(Data for processing)
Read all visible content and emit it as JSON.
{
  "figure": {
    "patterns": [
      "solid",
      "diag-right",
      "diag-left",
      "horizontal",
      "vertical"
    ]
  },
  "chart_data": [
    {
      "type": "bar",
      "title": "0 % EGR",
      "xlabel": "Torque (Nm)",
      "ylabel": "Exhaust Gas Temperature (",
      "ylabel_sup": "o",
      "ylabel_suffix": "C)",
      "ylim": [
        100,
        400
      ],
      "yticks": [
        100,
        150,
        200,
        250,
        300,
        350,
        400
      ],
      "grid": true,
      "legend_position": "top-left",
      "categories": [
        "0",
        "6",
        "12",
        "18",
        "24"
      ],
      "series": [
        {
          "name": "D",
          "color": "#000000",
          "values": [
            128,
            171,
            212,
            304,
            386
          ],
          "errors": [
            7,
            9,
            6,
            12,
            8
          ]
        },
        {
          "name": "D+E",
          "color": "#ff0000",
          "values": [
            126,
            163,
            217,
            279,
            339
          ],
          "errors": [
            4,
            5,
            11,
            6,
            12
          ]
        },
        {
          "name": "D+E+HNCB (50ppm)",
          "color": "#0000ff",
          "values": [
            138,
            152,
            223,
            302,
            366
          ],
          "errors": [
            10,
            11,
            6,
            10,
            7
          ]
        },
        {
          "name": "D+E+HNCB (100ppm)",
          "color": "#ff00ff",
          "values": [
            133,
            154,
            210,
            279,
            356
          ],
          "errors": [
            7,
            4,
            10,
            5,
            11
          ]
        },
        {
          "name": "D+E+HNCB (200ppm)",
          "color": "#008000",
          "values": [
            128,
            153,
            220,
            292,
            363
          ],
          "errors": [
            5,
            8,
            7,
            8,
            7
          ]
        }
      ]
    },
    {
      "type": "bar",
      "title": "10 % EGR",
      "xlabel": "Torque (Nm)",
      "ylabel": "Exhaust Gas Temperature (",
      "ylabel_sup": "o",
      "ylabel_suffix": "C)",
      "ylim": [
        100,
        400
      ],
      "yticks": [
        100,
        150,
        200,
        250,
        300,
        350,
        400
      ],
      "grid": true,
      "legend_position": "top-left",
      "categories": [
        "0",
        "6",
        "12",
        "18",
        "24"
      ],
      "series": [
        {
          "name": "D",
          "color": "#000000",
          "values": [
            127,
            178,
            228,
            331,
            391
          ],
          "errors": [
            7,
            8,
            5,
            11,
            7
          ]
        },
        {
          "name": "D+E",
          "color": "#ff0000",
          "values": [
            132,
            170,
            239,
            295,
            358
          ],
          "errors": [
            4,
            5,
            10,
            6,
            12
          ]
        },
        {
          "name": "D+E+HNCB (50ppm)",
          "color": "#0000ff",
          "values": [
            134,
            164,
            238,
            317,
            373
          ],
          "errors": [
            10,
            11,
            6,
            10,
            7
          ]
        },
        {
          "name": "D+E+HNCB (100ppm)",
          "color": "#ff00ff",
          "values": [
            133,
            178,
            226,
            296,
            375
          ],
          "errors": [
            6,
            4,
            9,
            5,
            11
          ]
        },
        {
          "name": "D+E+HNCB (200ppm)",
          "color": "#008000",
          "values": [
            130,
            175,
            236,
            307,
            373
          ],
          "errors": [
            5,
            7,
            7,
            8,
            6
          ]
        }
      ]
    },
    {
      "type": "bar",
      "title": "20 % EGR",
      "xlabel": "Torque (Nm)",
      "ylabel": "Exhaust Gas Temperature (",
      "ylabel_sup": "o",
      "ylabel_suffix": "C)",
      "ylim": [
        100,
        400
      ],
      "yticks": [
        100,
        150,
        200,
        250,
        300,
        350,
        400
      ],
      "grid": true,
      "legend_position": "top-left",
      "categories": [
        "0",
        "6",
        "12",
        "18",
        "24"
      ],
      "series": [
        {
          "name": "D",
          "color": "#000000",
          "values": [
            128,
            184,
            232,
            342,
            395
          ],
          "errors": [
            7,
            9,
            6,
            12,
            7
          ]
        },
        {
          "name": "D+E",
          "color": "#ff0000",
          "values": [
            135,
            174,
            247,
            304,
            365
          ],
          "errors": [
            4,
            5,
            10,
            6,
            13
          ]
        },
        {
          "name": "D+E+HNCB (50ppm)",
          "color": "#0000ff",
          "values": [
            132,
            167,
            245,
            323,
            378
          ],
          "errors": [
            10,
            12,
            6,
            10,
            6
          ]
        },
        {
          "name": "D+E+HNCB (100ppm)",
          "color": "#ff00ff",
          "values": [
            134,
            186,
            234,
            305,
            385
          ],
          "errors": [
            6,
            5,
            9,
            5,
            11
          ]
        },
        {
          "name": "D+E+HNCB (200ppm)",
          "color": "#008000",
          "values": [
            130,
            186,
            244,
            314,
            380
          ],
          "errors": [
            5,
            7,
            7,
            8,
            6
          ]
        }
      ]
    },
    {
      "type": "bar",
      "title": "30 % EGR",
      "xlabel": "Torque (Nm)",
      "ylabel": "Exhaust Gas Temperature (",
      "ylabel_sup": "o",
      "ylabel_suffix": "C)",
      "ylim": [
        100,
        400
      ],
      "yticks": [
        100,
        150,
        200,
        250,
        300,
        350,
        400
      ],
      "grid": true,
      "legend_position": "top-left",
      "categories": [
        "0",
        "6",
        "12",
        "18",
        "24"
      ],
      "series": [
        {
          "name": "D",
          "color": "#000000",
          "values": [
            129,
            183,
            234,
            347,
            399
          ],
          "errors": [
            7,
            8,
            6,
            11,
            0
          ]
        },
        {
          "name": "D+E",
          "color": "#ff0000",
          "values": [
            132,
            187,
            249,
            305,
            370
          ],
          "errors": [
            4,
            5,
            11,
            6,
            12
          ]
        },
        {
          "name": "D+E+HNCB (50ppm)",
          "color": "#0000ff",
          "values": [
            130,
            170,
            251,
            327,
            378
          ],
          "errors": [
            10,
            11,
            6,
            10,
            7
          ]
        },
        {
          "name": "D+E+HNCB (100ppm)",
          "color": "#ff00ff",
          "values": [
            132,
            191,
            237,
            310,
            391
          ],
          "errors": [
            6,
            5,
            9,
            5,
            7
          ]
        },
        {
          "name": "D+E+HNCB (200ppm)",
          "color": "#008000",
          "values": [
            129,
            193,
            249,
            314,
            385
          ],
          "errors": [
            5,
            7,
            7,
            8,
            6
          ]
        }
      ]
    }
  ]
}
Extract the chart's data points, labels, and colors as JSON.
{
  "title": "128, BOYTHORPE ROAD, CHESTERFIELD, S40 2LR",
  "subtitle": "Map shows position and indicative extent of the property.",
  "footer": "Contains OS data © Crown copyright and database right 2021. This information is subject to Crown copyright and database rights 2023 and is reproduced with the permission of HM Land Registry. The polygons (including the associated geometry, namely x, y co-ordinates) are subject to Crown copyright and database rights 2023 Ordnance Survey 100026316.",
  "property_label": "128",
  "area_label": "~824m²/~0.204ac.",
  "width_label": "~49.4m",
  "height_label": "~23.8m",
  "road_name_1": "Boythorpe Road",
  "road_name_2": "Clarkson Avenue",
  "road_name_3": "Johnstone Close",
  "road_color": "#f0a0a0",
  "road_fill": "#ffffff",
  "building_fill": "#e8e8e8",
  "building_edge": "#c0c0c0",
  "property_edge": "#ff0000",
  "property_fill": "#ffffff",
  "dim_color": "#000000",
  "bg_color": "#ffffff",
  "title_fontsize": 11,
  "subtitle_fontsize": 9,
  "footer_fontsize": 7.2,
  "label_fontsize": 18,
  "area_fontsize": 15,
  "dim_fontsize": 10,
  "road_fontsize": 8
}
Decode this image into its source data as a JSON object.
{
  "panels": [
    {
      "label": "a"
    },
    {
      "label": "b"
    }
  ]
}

(Task details) Repeat all of the records above exactly as they appear.

(Result)
Read all visible content and emit it as JSON.
{
  "figure": {
    "patterns": [
      "solid",
      "diag-right",
      "diag-left",
      "horizontal",
      "vertical"
    ]
  },
  "chart_data": [
    {
      "type": "bar",
      "title": "0 % EGR",
      "xlabel": "Torque (Nm)",
      "ylabel": "Exhaust Gas Temperature (",
      "ylabel_sup": "o",
      "ylabel_suffix": "C)",
      "ylim": [
        100,
        400
      ],
      "yticks": [
        100,
        150,
        200,
        250,
        300,
        350,
        400
      ],
      "grid": true,
      "legend_position": "top-left",
      "categories": [
        "0",
        "6",
        "12",
        "18",
        "24"
      ],
      "series": [
        {
          "name": "D",
          "color": "#000000",
          "values": [
            128,
            171,
            212,
            304,
            386
          ],
          "errors": [
            7,
            9,
            6,
            12,
            8
          ]
        },
        {
          "name": "D+E",
          "color": "#ff0000",
          "values": [
            126,
            163,
            217,
            279,
            339
          ],
          "errors": [
            4,
            5,
            11,
            6,
            12
          ]
        },
        {
          "name": "D+E+HNCB (50ppm)",
          "color": "#0000ff",
          "values": [
            138,
            152,
            223,
            302,
            366
          ],
          "errors": [
            10,
            11,
            6,
            10,
            7
          ]
        },
        {
          "name": "D+E+HNCB (100ppm)",
          "color": "#ff00ff",
          "values": [
            133,
            154,
            210,
            279,
            356
          ],
          "errors": [
            7,
            4,
            10,
            5,
            11
          ]
        },
        {
          "name": "D+E+HNCB (200ppm)",
          "color": "#008000",
          "values": [
            128,
            153,
            220,
            292,
            363
          ],
          "errors": [
            5,
            8,
            7,
            8,
            7
          ]
        }
      ]
    },
    {
      "type": "bar",
      "title": "10 % EGR",
      "xlabel": "Torque (Nm)",
      "ylabel": "Exhaust Gas Temperature (",
      "ylabel_sup": "o",
      "ylabel_suffix": "C)",
      "ylim": [
        100,
        400
      ],
      "yticks": [
        100,
        150,
        200,
        250,
        300,
        350,
        400
      ],
      "grid": true,
      "legend_position": "top-left",
      "categories": [
        "0",
        "6",
        "12",
        "18",
        "24"
      ],
      "series": [
        {
          "name": "D",
          "color": "#000000",
          "values": [
            127,
            178,
            228,
            331,
            391
          ],
          "errors": [
            7,
            8,
            5,
            11,
            7
          ]
        },
        {
          "name": "D+E",
          "color": "#ff0000",
          "values": [
            132,
            170,
            239,
            295,
            358
          ],
          "errors": [
            4,
            5,
            10,
            6,
            12
          ]
        },
        {
          "name": "D+E+HNCB (50ppm)",
          "color": "#0000ff",
          "values": [
            134,
            164,
            238,
            317,
            373
          ],
          "errors": [
            10,
            11,
            6,
            10,
            7
          ]
        },
        {
          "name": "D+E+HNCB (100ppm)",
          "color": "#ff00ff",
          "values": [
            133,
            178,
            226,
            296,
            375
          ],
          "errors": [
            6,
            4,
            9,
            5,
            11
          ]
        },
        {
          "name": "D+E+HNCB (200ppm)",
          "color": "#008000",
          "values": [
            130,
            175,
            236,
            307,
            373
          ],
          "errors": [
            5,
            7,
            7,
            8,
            6
          ]
        }
      ]
    },
    {
      "type": "bar",
      "title": "20 % EGR",
      "xlabel": "Torque (Nm)",
      "ylabel": "Exhaust Gas Temperature (",
      "ylabel_sup": "o",
      "ylabel_suffix": "C)",
      "ylim": [
        100,
        400
      ],
      "yticks": [
        100,
        150,
        200,
        250,
        300,
        350,
        400
      ],
      "grid": true,
      "legend_position": "top-left",
      "categories": [
        "0",
        "6",
        "12",
        "18",
        "24"
      ],
      "series": [
        {
          "name": "D",
          "color": "#000000",
          "values": [
            128,
            184,
            232,
            342,
            395
          ],
          "errors": [
            7,
            9,
            6,
            12,
            7
          ]
        },
        {
          "name": "D+E",
          "color": "#ff0000",
          "values": [
            135,
            174,
            247,
            304,
            365
          ],
          "errors": [
            4,
            5,
            10,
            6,
            13
          ]
        },
        {
          "name": "D+E+HNCB (50ppm)",
          "color": "#0000ff",
          "values": [
            132,
            167,
            245,
            323,
            378
          ],
          "errors": [
            10,
            12,
            6,
            10,
            6
          ]
        },
        {
          "name": "D+E+HNCB (100ppm)",
          "color": "#ff00ff",
          "values": [
            134,
            186,
            234,
            305,
            385
          ],
          "errors": [
            6,
            5,
            9,
            5,
            11
          ]
        },
        {
          "name": "D+E+HNCB (200ppm)",
          "color": "#008000",
          "values": [
            130,
            186,
            244,
            314,
            380
          ],
          "errors": [
            5,
            7,
            7,
            8,
            6
          ]
        }
      ]
    },
    {
      "type": "bar",
      "title": "30 % EGR",
      "xlabel": "Torque (Nm)",
      "ylabel": "Exhaust Gas Temperature (",
      "ylabel_sup": "o",
      "ylabel_suffix": "C)",
      "ylim": [
        100,
        400
      ],
      "yticks": [
        100,
        150,
        200,
        250,
        300,
        350,
        400
      ],
      "grid": true,
      "legend_position": "top-left",
      "categories": [
        "0",
        "6",
        "12",
        "18",
        "24"
      ],
      "series": [
        {
          "name": "D",
          "color": "#000000",
          "values": [
            129,
            183,
            234,
            347,
            399
          ],
          "errors": [
            7,
            8,
            6,
            11,
            0
          ]
        },
        {
          "name": "D+E",
          "color": "#ff0000",
          "values": [
            132,
            187,
            249,
            305,
            370
          ],
          "errors": [
            4,
            5,
            11,
            6,
            12
          ]
        },
        {
          "name": "D+E+HNCB (50ppm)",
          "color": "#0000ff",
          "values": [
            130,
            170,
            251,
            327,
            378
          ],
          "errors": [
            10,
            11,
            6,
            10,
            7
          ]
        },
        {
          "name": "D+E+HNCB (100ppm)",
          "color": "#ff00ff",
          "values": [
            132,
            191,
            237,
            310,
            391
          ],
          "errors": [
            6,
            5,
            9,
            5,
            7
          ]
        },
        {
          "name": "D+E+HNCB (200ppm)",
          "color": "#008000",
          "values": [
            129,
            193,
            249,
            314,
            385
          ],
          "errors": [
            5,
            7,
            7,
            8,
            6
          ]
        }
      ]
    }
  ]
}
Extract the chart's data points, labels, and colors as JSON.
{
  "title": "128, BOYTHORPE ROAD, CHESTERFIELD, S40 2LR",
  "subtitle": "Map shows position and indicative extent of the property.",
  "footer": "Contains OS data © Crown copyright and database right 2021. This information is subject to Crown copyright and database rights 2023 and is reproduced with the permission of HM Land Registry. The polygons (including the associated geometry, namely x, y co-ordinates) are subject to Crown copyright and database rights 2023 Ordnance Survey 100026316.",
  "property_label": "128",
  "area_label": "~824m²/~0.204ac.",
  "width_label": "~49.4m",
  "height_label": "~23.8m",
  "road_name_1": "Boythorpe Road",
  "road_name_2": "Clarkson Avenue",
  "road_name_3": "Johnstone Close",
  "road_color": "#f0a0a0",
  "road_fill": "#ffffff",
  "building_fill": "#e8e8e8",
  "building_edge": "#c0c0c0",
  "property_edge": "#ff0000",
  "property_fill": "#ffffff",
  "dim_color": "#000000",
  "bg_color": "#ffffff",
  "title_fontsize": 11,
  "subtitle_fontsize": 9,
  "footer_fontsize": 7.2,
  "label_fontsize": 18,
  "area_fontsize": 15,
  "dim_fontsize": 10,
  "road_fontsize": 8
}
Decode this image into its source data as a JSON object.
{
  "panels": [
    {
      "label": "a"
    },
    {
      "label": "b"
    }
  ]
}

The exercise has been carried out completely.